### Given exercise:
Rewrite every line of the records below as a numbered list, omitting any blank lines.

### Given information:

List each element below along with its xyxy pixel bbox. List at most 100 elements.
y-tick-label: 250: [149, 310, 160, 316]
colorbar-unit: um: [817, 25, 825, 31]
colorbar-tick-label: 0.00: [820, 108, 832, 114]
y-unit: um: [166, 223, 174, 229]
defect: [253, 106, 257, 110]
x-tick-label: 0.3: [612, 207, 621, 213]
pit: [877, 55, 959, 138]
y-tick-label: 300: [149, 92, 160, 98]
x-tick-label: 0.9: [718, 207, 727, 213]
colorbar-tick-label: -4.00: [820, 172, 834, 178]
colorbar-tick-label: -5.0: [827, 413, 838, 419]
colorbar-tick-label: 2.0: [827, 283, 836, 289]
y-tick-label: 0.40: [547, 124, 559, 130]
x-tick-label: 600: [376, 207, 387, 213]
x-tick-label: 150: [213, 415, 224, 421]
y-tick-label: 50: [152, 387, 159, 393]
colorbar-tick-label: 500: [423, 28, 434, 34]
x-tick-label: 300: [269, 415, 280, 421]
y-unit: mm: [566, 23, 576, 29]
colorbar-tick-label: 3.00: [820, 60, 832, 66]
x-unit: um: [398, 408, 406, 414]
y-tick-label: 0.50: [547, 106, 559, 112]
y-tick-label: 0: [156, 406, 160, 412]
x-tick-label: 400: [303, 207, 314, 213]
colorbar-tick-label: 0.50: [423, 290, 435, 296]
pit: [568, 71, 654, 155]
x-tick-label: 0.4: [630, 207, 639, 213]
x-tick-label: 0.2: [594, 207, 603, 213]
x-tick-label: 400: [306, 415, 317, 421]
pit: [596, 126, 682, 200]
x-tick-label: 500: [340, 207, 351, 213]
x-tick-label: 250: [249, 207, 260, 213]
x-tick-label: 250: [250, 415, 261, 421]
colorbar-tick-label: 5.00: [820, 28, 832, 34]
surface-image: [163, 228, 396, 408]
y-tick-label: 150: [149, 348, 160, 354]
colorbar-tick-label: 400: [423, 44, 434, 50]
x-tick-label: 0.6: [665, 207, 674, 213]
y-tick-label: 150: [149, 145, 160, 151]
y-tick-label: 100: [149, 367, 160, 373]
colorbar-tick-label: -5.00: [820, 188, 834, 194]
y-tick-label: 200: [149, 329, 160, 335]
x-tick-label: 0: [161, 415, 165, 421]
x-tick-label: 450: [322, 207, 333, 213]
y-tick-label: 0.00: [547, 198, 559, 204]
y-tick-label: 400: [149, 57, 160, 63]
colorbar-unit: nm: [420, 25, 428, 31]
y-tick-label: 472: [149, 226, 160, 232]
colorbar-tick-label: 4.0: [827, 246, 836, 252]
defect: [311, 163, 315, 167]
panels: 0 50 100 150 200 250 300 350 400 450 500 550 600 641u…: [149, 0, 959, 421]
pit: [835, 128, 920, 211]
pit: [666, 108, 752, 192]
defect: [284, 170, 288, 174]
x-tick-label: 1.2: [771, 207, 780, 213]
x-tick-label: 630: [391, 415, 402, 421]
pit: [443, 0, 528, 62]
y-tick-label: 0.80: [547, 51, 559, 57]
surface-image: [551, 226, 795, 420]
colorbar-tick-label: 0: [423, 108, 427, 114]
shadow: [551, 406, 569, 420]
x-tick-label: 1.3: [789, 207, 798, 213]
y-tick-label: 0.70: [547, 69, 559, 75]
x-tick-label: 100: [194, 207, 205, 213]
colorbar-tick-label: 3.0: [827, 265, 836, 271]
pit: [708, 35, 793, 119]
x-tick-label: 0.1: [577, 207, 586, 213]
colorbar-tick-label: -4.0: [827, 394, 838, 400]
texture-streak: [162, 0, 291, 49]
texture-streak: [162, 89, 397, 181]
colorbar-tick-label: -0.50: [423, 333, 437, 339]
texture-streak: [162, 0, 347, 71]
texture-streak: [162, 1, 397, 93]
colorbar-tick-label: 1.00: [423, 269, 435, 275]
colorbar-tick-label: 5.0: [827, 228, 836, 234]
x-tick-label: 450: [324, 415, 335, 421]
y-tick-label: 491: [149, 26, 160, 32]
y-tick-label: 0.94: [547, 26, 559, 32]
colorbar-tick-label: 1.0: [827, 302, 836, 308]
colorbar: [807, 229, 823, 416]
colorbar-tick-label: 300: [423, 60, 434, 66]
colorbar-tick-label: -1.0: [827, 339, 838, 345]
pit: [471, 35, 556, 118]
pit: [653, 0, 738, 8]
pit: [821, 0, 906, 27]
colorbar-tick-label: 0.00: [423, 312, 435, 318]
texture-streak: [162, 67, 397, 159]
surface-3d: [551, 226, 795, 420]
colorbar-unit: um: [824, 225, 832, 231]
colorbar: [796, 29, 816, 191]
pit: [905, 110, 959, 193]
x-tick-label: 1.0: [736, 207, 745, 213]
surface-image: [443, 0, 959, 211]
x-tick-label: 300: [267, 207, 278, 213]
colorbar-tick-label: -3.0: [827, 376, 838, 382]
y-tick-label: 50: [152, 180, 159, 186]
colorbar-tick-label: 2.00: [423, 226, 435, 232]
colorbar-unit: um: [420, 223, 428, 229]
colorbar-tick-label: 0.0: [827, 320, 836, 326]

### Final result:
1. List each element below along with its xyxy pixel bbox. List at most 100 elements.
2. y-tick-label: 250: [149, 310, 160, 316]
3. colorbar-unit: um: [817, 25, 825, 31]
4. colorbar-tick-label: 0.00: [820, 108, 832, 114]
5. y-unit: um: [166, 223, 174, 229]
6. defect: [253, 106, 257, 110]
7. x-tick-label: 0.3: [612, 207, 621, 213]
8. pit: [877, 55, 959, 138]
9. y-tick-label: 300: [149, 92, 160, 98]
10. x-tick-label: 0.9: [718, 207, 727, 213]
11. colorbar-tick-label: -4.00: [820, 172, 834, 178]
12. colorbar-tick-label: -5.0: [827, 413, 838, 419]
13. colorbar-tick-label: 2.0: [827, 283, 836, 289]
14. y-tick-label: 0.40: [547, 124, 559, 130]
15. x-tick-label: 600: [376, 207, 387, 213]
16. x-tick-label: 150: [213, 415, 224, 421]
17. y-tick-label: 50: [152, 387, 159, 393]
18. colorbar-tick-label: 500: [423, 28, 434, 34]
19. x-tick-label: 300: [269, 415, 280, 421]
20. y-unit: mm: [566, 23, 576, 29]
21. colorbar-tick-label: 3.00: [820, 60, 832, 66]
22. x-unit: um: [398, 408, 406, 414]
23. y-tick-label: 0.50: [547, 106, 559, 112]
24. y-tick-label: 0: [156, 406, 160, 412]
25. x-tick-label: 400: [303, 207, 314, 213]
26. colorbar-tick-label: 0.50: [423, 290, 435, 296]
27. pit: [568, 71, 654, 155]
28. x-tick-label: 0.4: [630, 207, 639, 213]
29. x-tick-label: 0.2: [594, 207, 603, 213]
30. x-tick-label: 400: [306, 415, 317, 421]
31. pit: [596, 126, 682, 200]
32. x-tick-label: 500: [340, 207, 351, 213]
33. x-tick-label: 250: [249, 207, 260, 213]
34. x-tick-label: 250: [250, 415, 261, 421]
35. colorbar-tick-label: 5.00: [820, 28, 832, 34]
36. surface-image: [163, 228, 396, 408]
37. y-tick-label: 150: [149, 348, 160, 354]
38. colorbar-tick-label: 400: [423, 44, 434, 50]
39. x-tick-label: 0.6: [665, 207, 674, 213]
40. y-tick-label: 150: [149, 145, 160, 151]
41. y-tick-label: 100: [149, 367, 160, 373]
42. colorbar-tick-label: -5.00: [820, 188, 834, 194]
43. y-tick-label: 200: [149, 329, 160, 335]
44. x-tick-label: 0: [161, 415, 165, 421]
45. x-tick-label: 450: [322, 207, 333, 213]
46. y-tick-label: 0.00: [547, 198, 559, 204]
47. y-tick-label: 400: [149, 57, 160, 63]
48. colorbar-unit: nm: [420, 25, 428, 31]
49. y-tick-label: 472: [149, 226, 160, 232]
50. colorbar-tick-label: 4.0: [827, 246, 836, 252]
51. defect: [311, 163, 315, 167]
52. panels: 0 50 100 150 200 250 300 350 400 450 500 550 600 641u…: [149, 0, 959, 421]
53. pit: [835, 128, 920, 211]
54. pit: [666, 108, 752, 192]
55. defect: [284, 170, 288, 174]
56. x-tick-label: 1.2: [771, 207, 780, 213]
57. x-tick-label: 630: [391, 415, 402, 421]
58. pit: [443, 0, 528, 62]
59. y-tick-label: 0.80: [547, 51, 559, 57]
60. surface-image: [551, 226, 795, 420]
61. colorbar-tick-label: 0: [423, 108, 427, 114]
62. shadow: [551, 406, 569, 420]
63. x-tick-label: 1.3: [789, 207, 798, 213]
64. y-tick-label: 0.70: [547, 69, 559, 75]
65. x-tick-label: 100: [194, 207, 205, 213]
66. colorbar-tick-label: 3.0: [827, 265, 836, 271]
67. pit: [708, 35, 793, 119]
68. x-tick-label: 0.1: [577, 207, 586, 213]
69. colorbar-tick-label: -4.0: [827, 394, 838, 400]
70. texture-streak: [162, 0, 291, 49]
71. texture-streak: [162, 89, 397, 181]
72. colorbar-tick-label: -0.50: [423, 333, 437, 339]
73. texture-streak: [162, 0, 347, 71]
74. texture-streak: [162, 1, 397, 93]
75. colorbar-tick-label: 1.00: [423, 269, 435, 275]
76. colorbar-tick-label: 5.0: [827, 228, 836, 234]
77. x-tick-label: 450: [324, 415, 335, 421]
78. y-tick-label: 491: [149, 26, 160, 32]
79. y-tick-label: 0.94: [547, 26, 559, 32]
80. colorbar-tick-label: 1.0: [827, 302, 836, 308]
81. colorbar: [807, 229, 823, 416]
82. colorbar-tick-label: 300: [423, 60, 434, 66]
83. colorbar-tick-label: -1.0: [827, 339, 838, 345]
84. pit: [471, 35, 556, 118]
85. pit: [653, 0, 738, 8]
86. pit: [821, 0, 906, 27]
87. colorbar-tick-label: 0.00: [423, 312, 435, 318]
88. texture-streak: [162, 67, 397, 159]
89. surface-3d: [551, 226, 795, 420]
90. colorbar-unit: um: [824, 225, 832, 231]
91. colorbar: [796, 29, 816, 191]
92. pit: [905, 110, 959, 193]
93. x-tick-label: 1.0: [736, 207, 745, 213]
94. surface-image: [443, 0, 959, 211]
95. x-tick-label: 300: [267, 207, 278, 213]
96. colorbar-tick-label: -3.0: [827, 376, 838, 382]
97. y-tick-label: 50: [152, 180, 159, 186]
98. colorbar-tick-label: 2.00: [423, 226, 435, 232]
99. colorbar-unit: um: [420, 223, 428, 229]
100. colorbar-tick-label: 0.0: [827, 320, 836, 326]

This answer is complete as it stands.